* [Goal]
Pick out every line holding the string "Excess" and copy it.
── Supplied records
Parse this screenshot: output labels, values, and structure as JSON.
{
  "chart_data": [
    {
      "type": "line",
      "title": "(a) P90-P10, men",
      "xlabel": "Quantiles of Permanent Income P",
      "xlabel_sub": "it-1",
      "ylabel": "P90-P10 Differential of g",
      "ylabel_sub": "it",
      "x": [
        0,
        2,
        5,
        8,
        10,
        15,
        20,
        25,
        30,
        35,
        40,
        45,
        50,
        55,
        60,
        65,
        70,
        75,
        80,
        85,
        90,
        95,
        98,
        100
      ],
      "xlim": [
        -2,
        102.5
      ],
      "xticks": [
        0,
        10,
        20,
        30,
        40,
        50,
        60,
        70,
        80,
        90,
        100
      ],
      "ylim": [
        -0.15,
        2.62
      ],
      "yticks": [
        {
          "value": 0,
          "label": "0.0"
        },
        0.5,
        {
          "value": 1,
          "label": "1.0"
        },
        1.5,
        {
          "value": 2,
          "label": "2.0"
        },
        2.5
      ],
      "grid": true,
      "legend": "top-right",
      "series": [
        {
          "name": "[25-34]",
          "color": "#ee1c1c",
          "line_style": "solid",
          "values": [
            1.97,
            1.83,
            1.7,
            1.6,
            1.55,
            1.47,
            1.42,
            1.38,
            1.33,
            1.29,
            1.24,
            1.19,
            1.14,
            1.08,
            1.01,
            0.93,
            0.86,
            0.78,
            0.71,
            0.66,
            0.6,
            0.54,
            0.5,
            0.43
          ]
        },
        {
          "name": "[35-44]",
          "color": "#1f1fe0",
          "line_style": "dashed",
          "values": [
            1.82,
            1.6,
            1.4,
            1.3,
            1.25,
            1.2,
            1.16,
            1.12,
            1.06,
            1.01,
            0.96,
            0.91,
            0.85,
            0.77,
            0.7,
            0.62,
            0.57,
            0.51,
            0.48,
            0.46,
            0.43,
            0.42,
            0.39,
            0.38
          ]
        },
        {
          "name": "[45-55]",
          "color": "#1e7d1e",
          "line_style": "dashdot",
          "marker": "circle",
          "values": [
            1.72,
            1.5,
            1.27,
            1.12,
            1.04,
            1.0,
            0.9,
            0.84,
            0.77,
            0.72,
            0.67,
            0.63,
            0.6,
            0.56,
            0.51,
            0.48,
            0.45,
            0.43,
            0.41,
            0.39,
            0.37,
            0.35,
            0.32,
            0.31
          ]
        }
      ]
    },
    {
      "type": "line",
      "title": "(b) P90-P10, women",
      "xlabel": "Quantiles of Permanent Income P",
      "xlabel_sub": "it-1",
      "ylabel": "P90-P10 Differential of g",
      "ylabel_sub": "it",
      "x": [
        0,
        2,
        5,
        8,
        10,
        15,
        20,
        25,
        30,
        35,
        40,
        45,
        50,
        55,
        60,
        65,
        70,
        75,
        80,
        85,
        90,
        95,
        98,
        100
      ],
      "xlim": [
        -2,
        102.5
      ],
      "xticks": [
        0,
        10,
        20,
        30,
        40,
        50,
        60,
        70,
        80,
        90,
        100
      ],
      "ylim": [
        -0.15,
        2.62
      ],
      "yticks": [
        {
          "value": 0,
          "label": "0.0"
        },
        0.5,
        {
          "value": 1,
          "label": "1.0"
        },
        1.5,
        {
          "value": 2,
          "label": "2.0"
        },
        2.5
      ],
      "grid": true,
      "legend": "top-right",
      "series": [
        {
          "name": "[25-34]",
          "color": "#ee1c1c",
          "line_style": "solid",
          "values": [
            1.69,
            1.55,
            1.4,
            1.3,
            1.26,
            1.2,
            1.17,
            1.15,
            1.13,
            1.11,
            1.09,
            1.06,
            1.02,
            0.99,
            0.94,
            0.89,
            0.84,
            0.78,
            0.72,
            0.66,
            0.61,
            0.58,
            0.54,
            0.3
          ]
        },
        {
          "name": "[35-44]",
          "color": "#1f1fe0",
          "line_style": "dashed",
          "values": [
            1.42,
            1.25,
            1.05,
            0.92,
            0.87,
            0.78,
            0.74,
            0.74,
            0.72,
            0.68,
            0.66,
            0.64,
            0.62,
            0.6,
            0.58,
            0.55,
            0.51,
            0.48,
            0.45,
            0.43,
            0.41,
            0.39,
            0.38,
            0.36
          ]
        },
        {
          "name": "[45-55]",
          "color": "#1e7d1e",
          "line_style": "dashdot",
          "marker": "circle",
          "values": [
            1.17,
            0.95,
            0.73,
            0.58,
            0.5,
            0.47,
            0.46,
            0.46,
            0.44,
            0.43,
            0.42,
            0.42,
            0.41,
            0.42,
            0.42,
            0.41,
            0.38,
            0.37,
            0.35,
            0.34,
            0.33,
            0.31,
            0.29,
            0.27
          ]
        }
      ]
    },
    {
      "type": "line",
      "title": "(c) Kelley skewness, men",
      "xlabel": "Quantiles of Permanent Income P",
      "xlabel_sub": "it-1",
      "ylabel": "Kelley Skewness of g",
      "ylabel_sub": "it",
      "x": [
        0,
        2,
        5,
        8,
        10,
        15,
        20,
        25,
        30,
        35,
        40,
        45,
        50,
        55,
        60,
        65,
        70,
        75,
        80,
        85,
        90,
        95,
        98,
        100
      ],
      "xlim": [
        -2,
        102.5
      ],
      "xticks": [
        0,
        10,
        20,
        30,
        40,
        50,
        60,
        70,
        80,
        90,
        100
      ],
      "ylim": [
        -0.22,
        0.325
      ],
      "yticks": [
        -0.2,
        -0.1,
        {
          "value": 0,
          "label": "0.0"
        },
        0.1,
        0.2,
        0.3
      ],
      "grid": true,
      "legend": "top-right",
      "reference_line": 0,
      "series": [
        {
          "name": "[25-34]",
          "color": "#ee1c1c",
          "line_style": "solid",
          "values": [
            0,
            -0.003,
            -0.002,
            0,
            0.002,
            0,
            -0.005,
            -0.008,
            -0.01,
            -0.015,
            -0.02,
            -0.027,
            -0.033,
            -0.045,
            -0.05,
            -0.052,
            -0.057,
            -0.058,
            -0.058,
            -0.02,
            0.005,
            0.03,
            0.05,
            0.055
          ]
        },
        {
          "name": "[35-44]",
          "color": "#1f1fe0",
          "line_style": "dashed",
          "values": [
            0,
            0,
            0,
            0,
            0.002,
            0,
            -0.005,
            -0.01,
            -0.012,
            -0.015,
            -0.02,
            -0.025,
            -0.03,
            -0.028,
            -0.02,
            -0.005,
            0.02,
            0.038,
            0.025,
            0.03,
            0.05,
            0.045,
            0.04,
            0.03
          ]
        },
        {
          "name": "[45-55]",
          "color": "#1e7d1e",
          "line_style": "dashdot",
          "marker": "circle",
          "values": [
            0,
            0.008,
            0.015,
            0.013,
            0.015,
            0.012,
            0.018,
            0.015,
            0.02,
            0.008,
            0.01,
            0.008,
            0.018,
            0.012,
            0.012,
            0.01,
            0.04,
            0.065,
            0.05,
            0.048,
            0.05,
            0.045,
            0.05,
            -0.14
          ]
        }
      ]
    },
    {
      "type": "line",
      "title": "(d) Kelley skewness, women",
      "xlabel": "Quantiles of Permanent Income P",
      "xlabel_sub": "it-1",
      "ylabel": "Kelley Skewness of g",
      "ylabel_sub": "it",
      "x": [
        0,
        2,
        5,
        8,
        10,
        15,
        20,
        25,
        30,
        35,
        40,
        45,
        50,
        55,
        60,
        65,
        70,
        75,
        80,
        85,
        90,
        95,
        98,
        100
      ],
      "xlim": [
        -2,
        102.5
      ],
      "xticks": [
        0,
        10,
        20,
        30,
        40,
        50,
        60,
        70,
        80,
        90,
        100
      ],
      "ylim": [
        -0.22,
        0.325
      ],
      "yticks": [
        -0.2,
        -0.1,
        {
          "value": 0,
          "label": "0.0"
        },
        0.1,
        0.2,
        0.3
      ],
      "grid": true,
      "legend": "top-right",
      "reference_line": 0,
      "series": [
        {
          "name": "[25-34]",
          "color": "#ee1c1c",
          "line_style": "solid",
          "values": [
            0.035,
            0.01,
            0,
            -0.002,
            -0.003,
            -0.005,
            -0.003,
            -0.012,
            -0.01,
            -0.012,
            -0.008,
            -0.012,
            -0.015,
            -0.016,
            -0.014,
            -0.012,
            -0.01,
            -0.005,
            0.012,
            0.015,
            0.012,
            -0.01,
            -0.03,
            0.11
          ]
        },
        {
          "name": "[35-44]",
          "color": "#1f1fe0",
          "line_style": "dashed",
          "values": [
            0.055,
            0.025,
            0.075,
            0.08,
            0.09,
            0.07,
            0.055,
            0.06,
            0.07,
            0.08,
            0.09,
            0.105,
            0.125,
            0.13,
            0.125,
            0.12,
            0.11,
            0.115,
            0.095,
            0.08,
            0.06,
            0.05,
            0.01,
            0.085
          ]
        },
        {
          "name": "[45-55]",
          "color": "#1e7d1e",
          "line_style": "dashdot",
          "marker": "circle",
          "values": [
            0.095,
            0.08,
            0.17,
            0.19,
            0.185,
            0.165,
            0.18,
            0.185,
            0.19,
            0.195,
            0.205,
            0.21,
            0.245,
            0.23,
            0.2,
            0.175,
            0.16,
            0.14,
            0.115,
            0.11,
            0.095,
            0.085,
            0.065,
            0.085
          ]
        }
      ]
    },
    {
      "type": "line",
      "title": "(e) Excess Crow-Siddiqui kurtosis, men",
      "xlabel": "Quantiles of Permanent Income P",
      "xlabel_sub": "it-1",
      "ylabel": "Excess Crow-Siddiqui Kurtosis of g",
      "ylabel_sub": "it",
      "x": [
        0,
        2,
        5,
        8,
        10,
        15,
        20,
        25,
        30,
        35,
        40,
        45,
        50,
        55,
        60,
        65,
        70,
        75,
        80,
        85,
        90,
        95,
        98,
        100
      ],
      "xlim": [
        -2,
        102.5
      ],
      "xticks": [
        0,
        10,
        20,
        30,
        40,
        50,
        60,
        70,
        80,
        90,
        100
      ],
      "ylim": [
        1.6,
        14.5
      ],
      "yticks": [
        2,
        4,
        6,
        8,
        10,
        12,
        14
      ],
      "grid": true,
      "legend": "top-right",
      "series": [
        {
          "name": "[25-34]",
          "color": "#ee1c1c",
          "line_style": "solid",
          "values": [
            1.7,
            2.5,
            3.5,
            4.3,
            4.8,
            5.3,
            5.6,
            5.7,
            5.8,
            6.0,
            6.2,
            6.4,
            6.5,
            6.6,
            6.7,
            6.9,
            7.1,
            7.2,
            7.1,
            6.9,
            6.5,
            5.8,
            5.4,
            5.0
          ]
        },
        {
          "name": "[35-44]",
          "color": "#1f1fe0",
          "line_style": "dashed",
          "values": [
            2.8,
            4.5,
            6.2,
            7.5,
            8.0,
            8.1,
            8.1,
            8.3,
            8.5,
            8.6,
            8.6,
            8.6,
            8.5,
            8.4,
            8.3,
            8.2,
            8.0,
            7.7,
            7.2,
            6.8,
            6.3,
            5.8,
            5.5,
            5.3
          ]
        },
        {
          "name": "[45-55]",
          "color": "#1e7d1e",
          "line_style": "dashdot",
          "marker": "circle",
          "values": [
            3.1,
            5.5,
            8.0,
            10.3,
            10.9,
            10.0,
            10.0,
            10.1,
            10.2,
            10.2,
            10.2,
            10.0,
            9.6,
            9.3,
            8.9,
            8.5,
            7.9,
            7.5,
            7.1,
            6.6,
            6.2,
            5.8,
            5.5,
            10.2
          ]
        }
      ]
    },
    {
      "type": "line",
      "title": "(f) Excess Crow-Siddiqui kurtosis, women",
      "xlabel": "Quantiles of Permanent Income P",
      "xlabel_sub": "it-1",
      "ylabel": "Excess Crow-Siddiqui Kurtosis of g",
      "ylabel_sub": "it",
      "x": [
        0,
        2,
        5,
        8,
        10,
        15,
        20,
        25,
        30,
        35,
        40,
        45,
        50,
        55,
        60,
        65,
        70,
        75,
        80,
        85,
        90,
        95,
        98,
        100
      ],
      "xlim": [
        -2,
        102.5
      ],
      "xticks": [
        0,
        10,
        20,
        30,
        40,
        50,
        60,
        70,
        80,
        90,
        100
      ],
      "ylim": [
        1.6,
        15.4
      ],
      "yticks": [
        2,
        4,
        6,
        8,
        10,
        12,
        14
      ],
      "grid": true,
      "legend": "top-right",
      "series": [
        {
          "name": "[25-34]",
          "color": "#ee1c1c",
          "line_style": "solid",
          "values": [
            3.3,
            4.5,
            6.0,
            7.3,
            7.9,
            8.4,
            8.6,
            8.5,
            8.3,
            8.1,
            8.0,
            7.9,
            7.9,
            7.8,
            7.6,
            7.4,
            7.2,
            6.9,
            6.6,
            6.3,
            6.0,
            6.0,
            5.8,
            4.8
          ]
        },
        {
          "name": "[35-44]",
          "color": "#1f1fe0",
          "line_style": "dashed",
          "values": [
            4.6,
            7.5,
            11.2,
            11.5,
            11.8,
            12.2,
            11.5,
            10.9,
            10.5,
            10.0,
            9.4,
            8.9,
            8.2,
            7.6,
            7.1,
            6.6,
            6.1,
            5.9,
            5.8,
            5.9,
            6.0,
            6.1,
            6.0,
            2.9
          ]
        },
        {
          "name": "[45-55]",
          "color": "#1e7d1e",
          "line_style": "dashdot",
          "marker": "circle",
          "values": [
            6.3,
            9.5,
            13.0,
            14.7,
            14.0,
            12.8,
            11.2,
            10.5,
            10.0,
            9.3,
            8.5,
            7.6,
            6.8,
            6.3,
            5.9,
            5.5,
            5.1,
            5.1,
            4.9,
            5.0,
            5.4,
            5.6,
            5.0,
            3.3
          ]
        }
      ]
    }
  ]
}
────
* [Result for this exercise]
      "title": "(e) Excess Crow-Siddiqui kurtosis, men",
      "ylabel": "Excess Crow-Siddiqui Kurtosis of g",
      "title": "(f) Excess Crow-Siddiqui kurtosis, women",
      "ylabel": "Excess Crow-Siddiqui Kurtosis of g",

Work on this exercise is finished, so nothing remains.